▶ [Stated exercise]: From the records below, pull each line that has "INDIAN".

════════════════

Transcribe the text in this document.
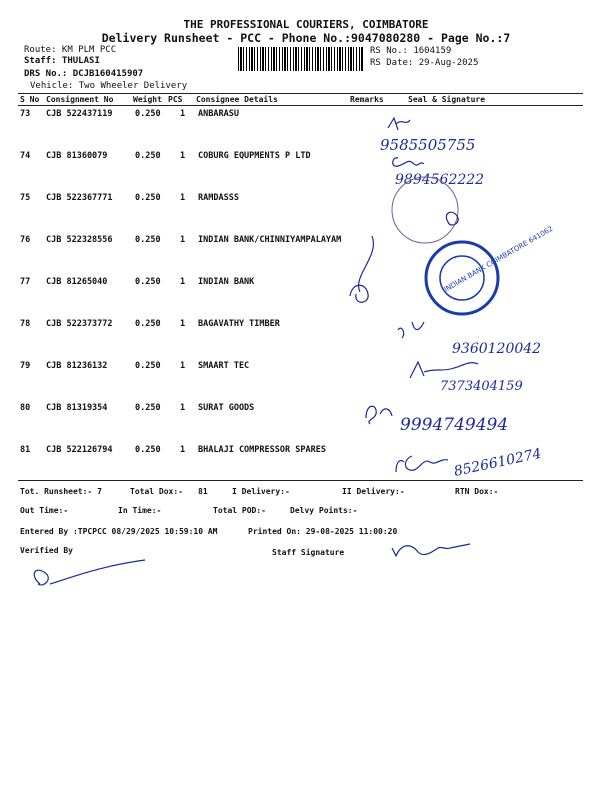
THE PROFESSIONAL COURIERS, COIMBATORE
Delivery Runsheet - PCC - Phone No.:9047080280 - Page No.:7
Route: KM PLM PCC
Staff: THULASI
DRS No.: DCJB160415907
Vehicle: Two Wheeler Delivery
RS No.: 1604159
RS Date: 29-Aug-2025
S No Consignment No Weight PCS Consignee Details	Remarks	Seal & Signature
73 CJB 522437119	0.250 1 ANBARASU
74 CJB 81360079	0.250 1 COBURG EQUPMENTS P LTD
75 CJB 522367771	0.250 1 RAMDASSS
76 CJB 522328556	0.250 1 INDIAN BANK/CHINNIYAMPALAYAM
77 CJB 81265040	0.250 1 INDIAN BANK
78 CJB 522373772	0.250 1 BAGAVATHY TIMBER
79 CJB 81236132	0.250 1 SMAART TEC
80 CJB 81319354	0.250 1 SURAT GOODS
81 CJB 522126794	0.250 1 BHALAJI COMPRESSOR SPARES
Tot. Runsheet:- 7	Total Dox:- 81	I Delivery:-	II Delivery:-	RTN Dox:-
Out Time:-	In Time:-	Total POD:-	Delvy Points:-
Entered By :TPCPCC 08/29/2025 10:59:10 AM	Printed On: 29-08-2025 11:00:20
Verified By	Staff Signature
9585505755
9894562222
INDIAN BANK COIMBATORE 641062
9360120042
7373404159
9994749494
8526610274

════════════════

▶ [Answer to the exercise]:
76 CJB 522328556	0.250 1 INDIAN BANK/CHINNIYAMPALAYAM
77 CJB 81265040	0.250 1 INDIAN BANK
INDIAN BANK COIMBATORE 641062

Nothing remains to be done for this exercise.